- **Data provided**:
·····

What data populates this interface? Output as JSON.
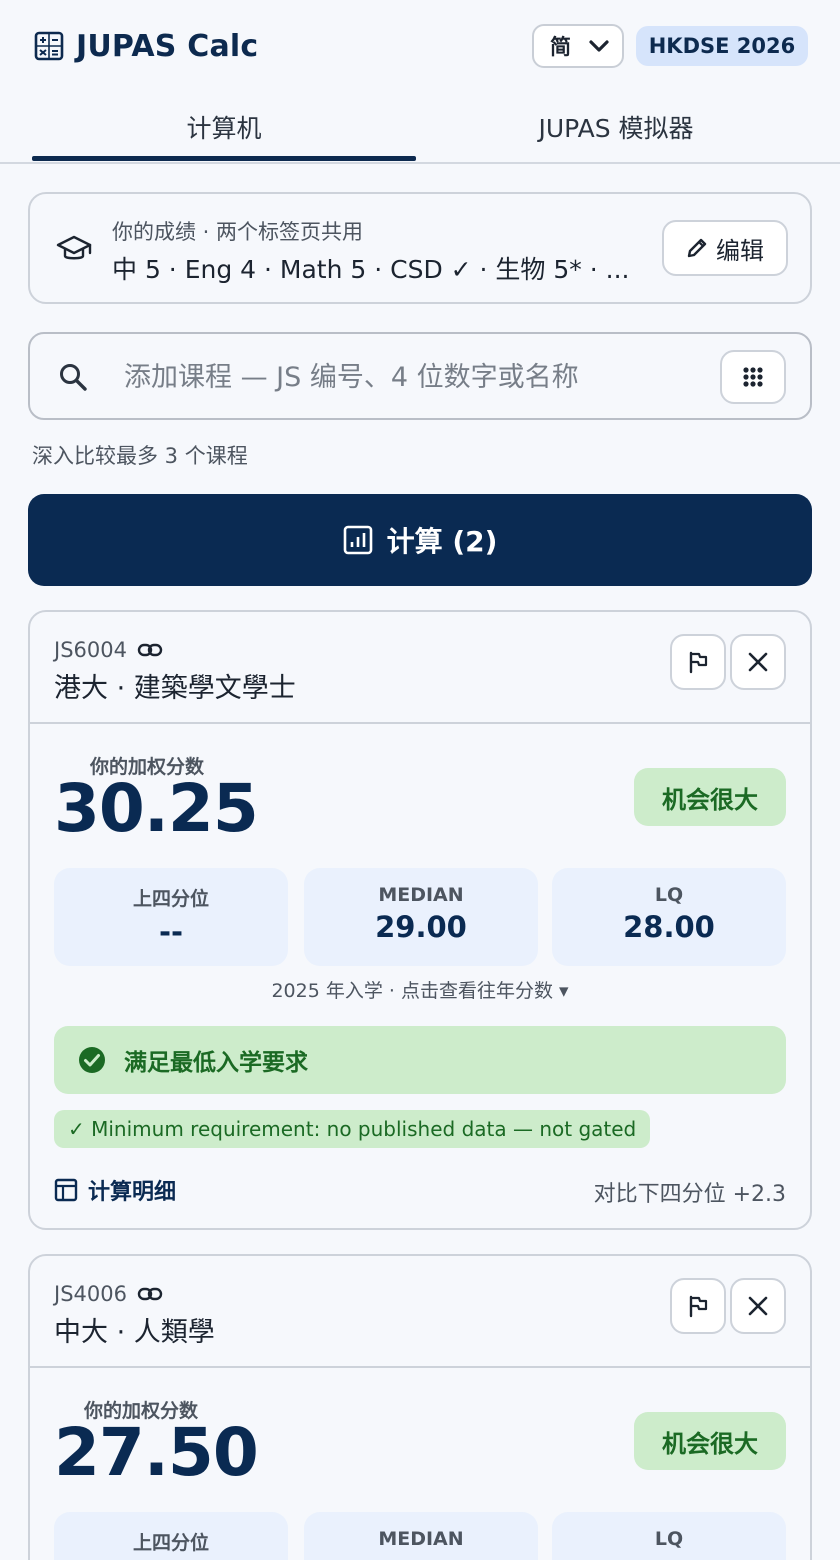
{
  "header": {
    "title": "JUPAS Calc",
    "lang_selected": "简",
    "exam_badge": "HKDSE 2026"
  },
  "tabs": [
    {
      "label": "计算机",
      "active": true
    },
    {
      "label": "JUPAS 模拟器",
      "active": false
    }
  ],
  "scores": {
    "label": "你的成绩 · 两个标签页共用",
    "summary": "中 5 · Eng 4 · Math 5 · CSD ✓ · 生物 5* · ...",
    "edit_label": "编辑"
  },
  "search": {
    "placeholder": "添加课程 — JS 编号、4 位数字或名称",
    "hint": "深入比较最多 3 个课程"
  },
  "calculate_label": "计算 (2)",
  "courses": [
    {
      "code": "JS6004",
      "name": "港大 · 建築學文學士",
      "score_label": "你的加权分数",
      "score": "30.25",
      "chance": "机会很大",
      "stats": [
        {
          "label": "上四分位",
          "value": "--"
        },
        {
          "label": "MEDIAN",
          "value": "29.00"
        },
        {
          "label": "LQ",
          "value": "28.00"
        }
      ],
      "year_note": "2025 年入学 · 点击查看往年分数 ▾",
      "requirement": "满足最低入学要求",
      "requirement_note": "✓ Minimum requirement: no published data — not gated",
      "breakdown_label": "计算明细",
      "vs_lq": "对比下四分位 +2.3"
    },
    {
      "code": "JS4006",
      "name": "中大 · 人類學",
      "score_label": "你的加权分数",
      "score": "27.50",
      "chance": "机会很大",
      "stats": [
        {
          "label": "上四分位",
          "value": ""
        },
        {
          "label": "MEDIAN",
          "value": ""
        },
        {
          "label": "LQ",
          "value": ""
        }
      ]
    }
  ],
  "colors": {
    "primary": "#0a2a52",
    "background": "#f6f8fc",
    "success_bg": "#cdeccb",
    "success_text": "#1b6a24",
    "badge_bg": "#d6e4fb",
    "stat_bg": "#eaf1fd"
  }
}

·····

- **Description of the task**:
Print all of the records shown above exactly, leaving out each picture.

- **Problem solution**:
What data populates this interface? Output as JSON.
{
  "header": {
    "title": "JUPAS Calc",
    "lang_selected": "简",
    "exam_badge": "HKDSE 2026"
  },
  "tabs": [
    {
      "label": "计算机",
      "active": true
    },
    {
      "label": "JUPAS 模拟器",
      "active": false
    }
  ],
  "scores": {
    "label": "你的成绩 · 两个标签页共用",
    "summary": "中 5 · Eng 4 · Math 5 · CSD ✓ · 生物 5* · ...",
    "edit_label": "编辑"
  },
  "search": {
    "placeholder": "添加课程 — JS 编号、4 位数字或名称",
    "hint": "深入比较最多 3 个课程"
  },
  "calculate_label": "计算 (2)",
  "courses": [
    {
      "code": "JS6004",
      "name": "港大 · 建築學文學士",
      "score_label": "你的加权分数",
      "score": "30.25",
      "chance": "机会很大",
      "stats": [
        {
          "label": "上四分位",
          "value": "--"
        },
        {
          "label": "MEDIAN",
          "value": "29.00"
        },
        {
          "label": "LQ",
          "value": "28.00"
        }
      ],
      "year_note": "2025 年入学 · 点击查看往年分数 ▾",
      "requirement": "满足最低入学要求",
      "requirement_note": "✓ Minimum requirement: no published data — not gated",
      "breakdown_label": "计算明细",
      "vs_lq": "对比下四分位 +2.3"
    },
    {
      "code": "JS4006",
      "name": "中大 · 人類學",
      "score_label": "你的加权分数",
      "score": "27.50",
      "chance": "机会很大",
      "stats": [
        {
          "label": "上四分位",
          "value": ""
        },
        {
          "label": "MEDIAN",
          "value": ""
        },
        {
          "label": "LQ",
          "value": ""
        }
      ]
    }
  ],
  "colors": {
    "primary": "#0a2a52",
    "background": "#f6f8fc",
    "success_bg": "#cdeccb",
    "success_text": "#1b6a24",
    "badge_bg": "#d6e4fb",
    "stat_bg": "#eaf1fd"
  }
}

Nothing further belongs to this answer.